== Stated goal ==
Search the listing below for "complete". Copy each matching line.

[Data listing]
## start

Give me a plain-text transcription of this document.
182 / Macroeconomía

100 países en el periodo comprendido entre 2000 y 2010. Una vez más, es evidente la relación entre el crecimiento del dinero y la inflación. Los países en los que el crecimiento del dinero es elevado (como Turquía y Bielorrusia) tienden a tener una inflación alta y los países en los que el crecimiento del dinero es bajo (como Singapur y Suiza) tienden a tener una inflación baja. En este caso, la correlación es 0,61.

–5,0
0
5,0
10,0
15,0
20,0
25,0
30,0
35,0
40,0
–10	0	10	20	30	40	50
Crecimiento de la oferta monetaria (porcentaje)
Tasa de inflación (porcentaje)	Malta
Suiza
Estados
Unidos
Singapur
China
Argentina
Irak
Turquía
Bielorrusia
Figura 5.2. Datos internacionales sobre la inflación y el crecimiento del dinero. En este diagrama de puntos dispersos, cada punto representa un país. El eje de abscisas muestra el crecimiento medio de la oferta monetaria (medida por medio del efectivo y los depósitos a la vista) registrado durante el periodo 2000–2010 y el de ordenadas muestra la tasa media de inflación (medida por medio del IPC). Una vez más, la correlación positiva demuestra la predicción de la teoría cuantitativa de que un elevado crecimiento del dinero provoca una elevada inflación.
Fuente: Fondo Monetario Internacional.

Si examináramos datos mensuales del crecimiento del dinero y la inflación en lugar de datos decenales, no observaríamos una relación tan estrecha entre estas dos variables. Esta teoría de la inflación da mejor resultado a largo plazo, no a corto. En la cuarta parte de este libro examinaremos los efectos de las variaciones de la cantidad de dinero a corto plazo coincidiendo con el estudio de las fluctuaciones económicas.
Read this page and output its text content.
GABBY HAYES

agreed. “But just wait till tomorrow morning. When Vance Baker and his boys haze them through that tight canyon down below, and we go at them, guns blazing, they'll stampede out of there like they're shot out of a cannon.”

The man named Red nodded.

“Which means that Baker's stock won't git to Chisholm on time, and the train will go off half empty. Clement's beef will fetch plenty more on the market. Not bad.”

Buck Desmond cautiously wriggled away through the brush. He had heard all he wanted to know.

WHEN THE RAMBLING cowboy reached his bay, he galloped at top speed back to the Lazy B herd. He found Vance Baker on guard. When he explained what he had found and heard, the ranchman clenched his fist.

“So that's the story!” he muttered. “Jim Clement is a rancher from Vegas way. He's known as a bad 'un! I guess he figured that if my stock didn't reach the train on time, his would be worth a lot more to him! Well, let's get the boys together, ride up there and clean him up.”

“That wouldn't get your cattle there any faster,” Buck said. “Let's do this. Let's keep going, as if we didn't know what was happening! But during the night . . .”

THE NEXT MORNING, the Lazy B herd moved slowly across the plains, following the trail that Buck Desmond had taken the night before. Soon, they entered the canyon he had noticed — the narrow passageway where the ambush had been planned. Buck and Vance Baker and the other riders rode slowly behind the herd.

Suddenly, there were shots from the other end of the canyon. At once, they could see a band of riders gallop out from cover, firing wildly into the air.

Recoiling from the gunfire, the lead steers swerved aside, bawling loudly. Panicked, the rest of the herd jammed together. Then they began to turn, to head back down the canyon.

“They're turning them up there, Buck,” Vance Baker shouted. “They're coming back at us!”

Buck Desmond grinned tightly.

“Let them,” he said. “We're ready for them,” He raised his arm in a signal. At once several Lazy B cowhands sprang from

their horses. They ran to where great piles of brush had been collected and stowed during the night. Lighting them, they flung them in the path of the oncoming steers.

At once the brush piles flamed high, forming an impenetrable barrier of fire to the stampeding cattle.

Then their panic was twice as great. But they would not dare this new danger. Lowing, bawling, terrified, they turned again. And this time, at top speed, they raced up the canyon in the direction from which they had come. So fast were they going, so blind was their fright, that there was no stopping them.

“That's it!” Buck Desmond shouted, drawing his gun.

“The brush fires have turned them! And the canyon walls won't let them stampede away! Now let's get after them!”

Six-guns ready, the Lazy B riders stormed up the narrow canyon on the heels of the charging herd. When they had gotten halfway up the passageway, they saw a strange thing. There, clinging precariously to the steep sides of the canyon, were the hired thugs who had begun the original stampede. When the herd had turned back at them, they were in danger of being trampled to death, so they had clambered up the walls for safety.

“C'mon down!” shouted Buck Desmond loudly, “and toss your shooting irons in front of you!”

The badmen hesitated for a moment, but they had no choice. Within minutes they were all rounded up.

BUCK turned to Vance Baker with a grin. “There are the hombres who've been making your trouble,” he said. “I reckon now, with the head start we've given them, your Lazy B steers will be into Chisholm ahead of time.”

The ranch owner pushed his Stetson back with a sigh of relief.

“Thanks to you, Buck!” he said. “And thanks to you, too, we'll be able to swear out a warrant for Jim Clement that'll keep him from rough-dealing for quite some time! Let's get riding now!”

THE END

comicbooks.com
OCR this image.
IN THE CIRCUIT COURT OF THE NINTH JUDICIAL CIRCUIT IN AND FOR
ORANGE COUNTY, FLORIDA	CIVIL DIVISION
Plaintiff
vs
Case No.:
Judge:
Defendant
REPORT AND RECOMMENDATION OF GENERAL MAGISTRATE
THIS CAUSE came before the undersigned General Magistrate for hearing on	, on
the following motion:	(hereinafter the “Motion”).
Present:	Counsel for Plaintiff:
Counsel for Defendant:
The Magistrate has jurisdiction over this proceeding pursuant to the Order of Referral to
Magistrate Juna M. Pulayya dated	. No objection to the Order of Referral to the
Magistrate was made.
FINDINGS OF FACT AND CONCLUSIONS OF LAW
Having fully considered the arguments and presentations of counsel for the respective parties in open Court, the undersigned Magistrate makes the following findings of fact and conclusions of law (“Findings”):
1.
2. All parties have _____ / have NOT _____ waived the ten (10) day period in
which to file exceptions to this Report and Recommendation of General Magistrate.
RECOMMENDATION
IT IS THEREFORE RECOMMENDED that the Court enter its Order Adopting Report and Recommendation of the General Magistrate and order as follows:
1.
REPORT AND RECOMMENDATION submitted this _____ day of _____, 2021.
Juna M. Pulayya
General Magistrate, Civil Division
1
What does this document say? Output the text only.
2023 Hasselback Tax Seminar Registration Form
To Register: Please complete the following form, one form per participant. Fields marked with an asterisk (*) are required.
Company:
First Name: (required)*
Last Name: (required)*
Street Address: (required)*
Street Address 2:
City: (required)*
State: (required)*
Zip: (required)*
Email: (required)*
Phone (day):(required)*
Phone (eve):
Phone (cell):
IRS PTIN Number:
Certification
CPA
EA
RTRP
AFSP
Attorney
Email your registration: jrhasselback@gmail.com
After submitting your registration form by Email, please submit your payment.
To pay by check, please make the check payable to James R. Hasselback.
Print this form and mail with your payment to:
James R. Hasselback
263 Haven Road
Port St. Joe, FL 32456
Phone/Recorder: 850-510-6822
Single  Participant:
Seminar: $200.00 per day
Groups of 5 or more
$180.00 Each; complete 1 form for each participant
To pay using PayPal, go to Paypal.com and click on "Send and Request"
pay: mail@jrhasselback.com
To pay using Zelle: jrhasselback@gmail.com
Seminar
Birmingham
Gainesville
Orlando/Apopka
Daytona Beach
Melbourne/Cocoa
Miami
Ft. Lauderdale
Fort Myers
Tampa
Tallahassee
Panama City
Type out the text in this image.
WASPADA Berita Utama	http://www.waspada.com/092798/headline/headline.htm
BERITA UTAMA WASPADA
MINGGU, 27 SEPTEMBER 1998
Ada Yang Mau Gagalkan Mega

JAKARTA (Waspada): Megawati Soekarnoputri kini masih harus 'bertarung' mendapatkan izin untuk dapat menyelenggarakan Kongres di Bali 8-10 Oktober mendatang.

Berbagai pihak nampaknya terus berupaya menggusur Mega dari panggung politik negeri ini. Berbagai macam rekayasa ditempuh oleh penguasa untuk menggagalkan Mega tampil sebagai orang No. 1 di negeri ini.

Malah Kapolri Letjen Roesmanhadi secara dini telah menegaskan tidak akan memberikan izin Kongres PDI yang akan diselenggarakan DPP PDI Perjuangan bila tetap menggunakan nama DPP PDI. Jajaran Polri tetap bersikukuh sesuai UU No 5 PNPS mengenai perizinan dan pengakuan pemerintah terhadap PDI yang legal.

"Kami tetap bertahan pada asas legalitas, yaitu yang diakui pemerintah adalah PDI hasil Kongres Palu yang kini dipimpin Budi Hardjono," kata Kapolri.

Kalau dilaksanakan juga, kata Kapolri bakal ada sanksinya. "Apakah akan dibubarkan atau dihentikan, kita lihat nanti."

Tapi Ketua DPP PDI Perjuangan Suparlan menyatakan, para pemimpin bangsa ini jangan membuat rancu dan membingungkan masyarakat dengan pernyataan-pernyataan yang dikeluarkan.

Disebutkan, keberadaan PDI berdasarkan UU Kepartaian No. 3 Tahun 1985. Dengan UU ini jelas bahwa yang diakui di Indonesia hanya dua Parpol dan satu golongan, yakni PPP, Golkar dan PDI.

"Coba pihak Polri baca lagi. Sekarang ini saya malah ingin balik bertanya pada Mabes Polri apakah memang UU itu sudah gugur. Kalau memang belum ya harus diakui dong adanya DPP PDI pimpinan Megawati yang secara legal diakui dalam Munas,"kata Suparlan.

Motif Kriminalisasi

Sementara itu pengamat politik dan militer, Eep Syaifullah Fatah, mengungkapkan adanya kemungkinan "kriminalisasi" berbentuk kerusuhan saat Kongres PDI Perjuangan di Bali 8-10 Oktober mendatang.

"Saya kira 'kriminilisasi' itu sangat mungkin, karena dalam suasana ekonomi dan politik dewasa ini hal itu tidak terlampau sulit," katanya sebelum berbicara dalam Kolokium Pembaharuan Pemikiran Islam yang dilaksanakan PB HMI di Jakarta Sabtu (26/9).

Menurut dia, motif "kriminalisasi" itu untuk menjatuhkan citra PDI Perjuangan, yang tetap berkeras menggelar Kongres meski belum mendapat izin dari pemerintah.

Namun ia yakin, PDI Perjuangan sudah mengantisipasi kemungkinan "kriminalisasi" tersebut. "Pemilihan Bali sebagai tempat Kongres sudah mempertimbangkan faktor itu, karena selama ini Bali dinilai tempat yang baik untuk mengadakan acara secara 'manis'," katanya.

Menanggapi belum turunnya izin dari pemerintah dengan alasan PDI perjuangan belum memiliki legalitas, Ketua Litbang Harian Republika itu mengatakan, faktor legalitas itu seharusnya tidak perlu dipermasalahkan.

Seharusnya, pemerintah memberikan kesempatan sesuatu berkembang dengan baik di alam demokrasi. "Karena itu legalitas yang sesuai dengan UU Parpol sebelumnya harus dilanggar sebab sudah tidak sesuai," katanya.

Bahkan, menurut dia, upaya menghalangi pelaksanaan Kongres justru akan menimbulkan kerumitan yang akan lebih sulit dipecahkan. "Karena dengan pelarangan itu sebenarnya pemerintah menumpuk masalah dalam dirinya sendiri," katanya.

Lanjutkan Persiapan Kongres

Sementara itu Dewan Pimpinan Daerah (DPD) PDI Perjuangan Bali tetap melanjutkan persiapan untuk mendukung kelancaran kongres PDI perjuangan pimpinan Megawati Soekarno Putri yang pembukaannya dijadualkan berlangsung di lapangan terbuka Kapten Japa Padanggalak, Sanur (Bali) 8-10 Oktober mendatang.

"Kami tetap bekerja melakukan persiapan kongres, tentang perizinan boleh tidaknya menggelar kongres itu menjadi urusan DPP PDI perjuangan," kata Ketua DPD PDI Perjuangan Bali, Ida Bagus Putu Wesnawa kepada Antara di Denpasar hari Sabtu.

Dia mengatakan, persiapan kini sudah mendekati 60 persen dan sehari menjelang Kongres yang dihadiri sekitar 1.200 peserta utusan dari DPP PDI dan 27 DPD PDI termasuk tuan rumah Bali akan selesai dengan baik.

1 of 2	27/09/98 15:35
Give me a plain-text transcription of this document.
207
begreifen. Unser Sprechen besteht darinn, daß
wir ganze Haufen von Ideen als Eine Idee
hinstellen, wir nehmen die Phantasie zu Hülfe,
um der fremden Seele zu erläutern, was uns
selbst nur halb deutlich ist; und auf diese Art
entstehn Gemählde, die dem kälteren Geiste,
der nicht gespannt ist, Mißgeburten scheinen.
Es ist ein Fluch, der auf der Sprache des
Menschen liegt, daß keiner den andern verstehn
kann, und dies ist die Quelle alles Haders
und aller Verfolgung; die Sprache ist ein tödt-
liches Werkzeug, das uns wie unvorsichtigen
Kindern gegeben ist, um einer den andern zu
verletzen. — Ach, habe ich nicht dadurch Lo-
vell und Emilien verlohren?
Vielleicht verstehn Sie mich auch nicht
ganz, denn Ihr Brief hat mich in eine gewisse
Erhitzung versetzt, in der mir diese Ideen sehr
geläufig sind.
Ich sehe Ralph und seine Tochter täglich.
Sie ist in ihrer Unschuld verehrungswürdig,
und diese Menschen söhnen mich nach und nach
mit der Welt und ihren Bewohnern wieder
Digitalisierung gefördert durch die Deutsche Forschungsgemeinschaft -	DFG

## end

== Task solution ==
To Register: Please complete the following form, one form per participant. Fields marked with an asterisk (*) are required.
$180.00 Each; complete 1 form for each participant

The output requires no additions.